◆ GOAL 1
Write out the rows from their first line through the line that contains "bar <box>162 333 174 344</box>", including both ends.

● ● ●

Millennius has two n's :argh:

The_Doctor
Mar 29, 2007

"The entire history of this incarnation is one of temporal orbits, retcons, paradoxes, parallel time lines, reiterations, and divergences. How anyone can make head or tail of all this chaos, I don't know."
Hey, do you want to buy some Big Finish Benny art?

https://twitter.com/as1963/status/844287267107721216

BSam
Nov 24, 2012


amazing, but where's evelyn etc

After The War
Apr 12, 2005

to all of my Architects
let me be traitor

The_Doctor posted:

Hey, do you want to buy some Big Finish Benny art?

https://twitter.com/as1963/status/844287267107721216

I would like to have an Adrian Salmon piece of some kind, that's still the look of the 90s/Eighth Doctor era to me.

(Goes to "Previous Orders" page on Amazon and lovingly looks at last year's Secret Santa gift.)

The_Doctor
Mar 29, 2007

"The entire history of this incarnation is one of temporal orbits, retcons, paradoxes, parallel time lines, reiterations, and divergences. How anyone can make head or tail of all this chaos, I don't know."

After The War posted:

I would like to have an Adrian Salmon piece of some kind, that's still the look of the 90s/Eighth Doctor era to me.

(Goes to "Previous Orders" page on Amazon and lovingly looks at last year's Secret Santa gift.)

I'd love some of his Cybermen work. It really made the comics.

The_Doctor fucked around with this message at 13:18 on Mar 23, 2017

egon_beeblebrox
Mar 1, 2008

WILL AMOUNT TO NOTHING IN LIFE.



A more or less confirmed leak of episode/movie titles on the new MST3K shows they'll be riffing The Land That Time Forgot featuring Leon Ny Taiy, I mean, Anthony Ainley. I'm stoked.

● ● ●

◆ GOAL 2
Give the forum thread above again word for word.

◆ LISTED ENTRIES
● ● ●

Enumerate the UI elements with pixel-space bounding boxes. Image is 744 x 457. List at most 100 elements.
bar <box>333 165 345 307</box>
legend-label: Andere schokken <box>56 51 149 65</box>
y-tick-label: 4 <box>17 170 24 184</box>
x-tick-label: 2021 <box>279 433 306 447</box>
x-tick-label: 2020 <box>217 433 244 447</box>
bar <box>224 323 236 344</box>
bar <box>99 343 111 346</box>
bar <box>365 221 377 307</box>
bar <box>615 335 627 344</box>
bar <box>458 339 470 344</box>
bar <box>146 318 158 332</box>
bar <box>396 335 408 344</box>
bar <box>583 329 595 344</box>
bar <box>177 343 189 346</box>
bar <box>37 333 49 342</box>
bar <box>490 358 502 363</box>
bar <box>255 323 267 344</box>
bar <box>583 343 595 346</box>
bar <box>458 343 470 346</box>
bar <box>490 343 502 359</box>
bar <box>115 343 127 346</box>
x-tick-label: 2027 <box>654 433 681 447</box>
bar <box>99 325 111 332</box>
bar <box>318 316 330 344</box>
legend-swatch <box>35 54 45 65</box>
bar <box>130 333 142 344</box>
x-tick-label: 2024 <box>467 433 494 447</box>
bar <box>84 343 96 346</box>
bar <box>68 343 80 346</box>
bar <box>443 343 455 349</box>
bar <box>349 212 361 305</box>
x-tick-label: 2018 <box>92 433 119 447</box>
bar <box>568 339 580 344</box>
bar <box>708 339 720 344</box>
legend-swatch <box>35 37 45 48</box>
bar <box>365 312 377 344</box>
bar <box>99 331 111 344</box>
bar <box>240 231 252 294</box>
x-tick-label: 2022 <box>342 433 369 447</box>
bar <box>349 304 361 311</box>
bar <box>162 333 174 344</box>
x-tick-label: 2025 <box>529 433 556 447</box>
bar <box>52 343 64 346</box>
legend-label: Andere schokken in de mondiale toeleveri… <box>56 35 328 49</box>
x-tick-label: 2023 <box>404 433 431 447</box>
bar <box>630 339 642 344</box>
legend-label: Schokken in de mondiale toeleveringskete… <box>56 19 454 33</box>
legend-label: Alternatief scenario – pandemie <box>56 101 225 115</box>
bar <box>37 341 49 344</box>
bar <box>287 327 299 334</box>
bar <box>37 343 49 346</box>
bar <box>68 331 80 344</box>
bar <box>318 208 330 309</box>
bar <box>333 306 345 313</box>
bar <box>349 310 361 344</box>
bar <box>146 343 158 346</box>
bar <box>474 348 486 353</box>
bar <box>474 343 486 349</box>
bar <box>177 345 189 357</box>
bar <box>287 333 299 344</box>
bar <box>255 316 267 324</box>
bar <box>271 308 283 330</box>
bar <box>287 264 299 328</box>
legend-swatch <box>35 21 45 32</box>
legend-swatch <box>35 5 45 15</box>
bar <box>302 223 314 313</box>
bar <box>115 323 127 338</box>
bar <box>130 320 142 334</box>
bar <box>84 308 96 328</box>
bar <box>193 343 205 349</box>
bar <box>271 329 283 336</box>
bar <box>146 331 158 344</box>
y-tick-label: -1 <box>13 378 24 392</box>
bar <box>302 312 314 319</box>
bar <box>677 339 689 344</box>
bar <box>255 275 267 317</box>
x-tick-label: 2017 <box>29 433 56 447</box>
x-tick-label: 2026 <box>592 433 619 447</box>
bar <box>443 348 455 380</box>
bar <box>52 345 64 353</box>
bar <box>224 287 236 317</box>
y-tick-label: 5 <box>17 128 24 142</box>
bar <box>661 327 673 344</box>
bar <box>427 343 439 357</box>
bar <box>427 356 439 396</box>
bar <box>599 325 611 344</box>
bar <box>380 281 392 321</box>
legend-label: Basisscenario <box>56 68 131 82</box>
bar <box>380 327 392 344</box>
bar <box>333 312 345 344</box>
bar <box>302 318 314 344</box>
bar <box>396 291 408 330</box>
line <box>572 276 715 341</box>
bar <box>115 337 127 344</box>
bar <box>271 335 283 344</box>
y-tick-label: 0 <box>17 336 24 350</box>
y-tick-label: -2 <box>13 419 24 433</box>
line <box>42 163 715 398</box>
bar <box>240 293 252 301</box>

● ● ●

◆ TASK SOLUTION 1
Enumerate the UI elements with pixel-space bounding boxes. Image is 744 x 457. List at most 100 elements.
bar <box>333 165 345 307</box>
legend-label: Andere schokken <box>56 51 149 65</box>
y-tick-label: 4 <box>17 170 24 184</box>
x-tick-label: 2021 <box>279 433 306 447</box>
x-tick-label: 2020 <box>217 433 244 447</box>
bar <box>224 323 236 344</box>
bar <box>99 343 111 346</box>
bar <box>365 221 377 307</box>
bar <box>615 335 627 344</box>
bar <box>458 339 470 344</box>
bar <box>146 318 158 332</box>
bar <box>396 335 408 344</box>
bar <box>583 329 595 344</box>
bar <box>177 343 189 346</box>
bar <box>37 333 49 342</box>
bar <box>490 358 502 363</box>
bar <box>255 323 267 344</box>
bar <box>583 343 595 346</box>
bar <box>458 343 470 346</box>
bar <box>490 343 502 359</box>
bar <box>115 343 127 346</box>
x-tick-label: 2027 <box>654 433 681 447</box>
bar <box>99 325 111 332</box>
bar <box>318 316 330 344</box>
legend-swatch <box>35 54 45 65</box>
bar <box>130 333 142 344</box>
x-tick-label: 2024 <box>467 433 494 447</box>
bar <box>84 343 96 346</box>
bar <box>68 343 80 346</box>
bar <box>443 343 455 349</box>
bar <box>349 212 361 305</box>
x-tick-label: 2018 <box>92 433 119 447</box>
bar <box>568 339 580 344</box>
bar <box>708 339 720 344</box>
legend-swatch <box>35 37 45 48</box>
bar <box>365 312 377 344</box>
bar <box>99 331 111 344</box>
bar <box>240 231 252 294</box>
x-tick-label: 2022 <box>342 433 369 447</box>
bar <box>349 304 361 311</box>
bar <box>162 333 174 344</box>

◆ TASK SOLUTION 2
Millennius has two n's :argh:

The_Doctor
Mar 29, 2007

"The entire history of this incarnation is one of temporal orbits, retcons, paradoxes, parallel time lines, reiterations, and divergences. How anyone can make head or tail of all this chaos, I don't know."
Hey, do you want to buy some Big Finish Benny art?

https://twitter.com/as1963/status/844287267107721216

BSam
Nov 24, 2012


amazing, but where's evelyn etc

After The War
Apr 12, 2005

to all of my Architects
let me be traitor

The_Doctor posted:

Hey, do you want to buy some Big Finish Benny art?

https://twitter.com/as1963/status/844287267107721216

I would like to have an Adrian Salmon piece of some kind, that's still the look of the 90s/Eighth Doctor era to me.

(Goes to "Previous Orders" page on Amazon and lovingly looks at last year's Secret Santa gift.)

The_Doctor
Mar 29, 2007

"The entire history of this incarnation is one of temporal orbits, retcons, paradoxes, parallel time lines, reiterations, and divergences. How anyone can make head or tail of all this chaos, I don't know."

After The War posted:

I would like to have an Adrian Salmon piece of some kind, that's still the look of the 90s/Eighth Doctor era to me.

(Goes to "Previous Orders" page on Amazon and lovingly looks at last year's Secret Santa gift.)

I'd love some of his Cybermen work. It really made the comics.

The_Doctor fucked around with this message at 13:18 on Mar 23, 2017

egon_beeblebrox
Mar 1, 2008

WILL AMOUNT TO NOTHING IN LIFE.



A more or less confirmed leak of episode/movie titles on the new MST3K shows they'll be riffing The Land That Time Forgot featuring Leon Ny Taiy, I mean, Anthony Ainley. I'm stoked.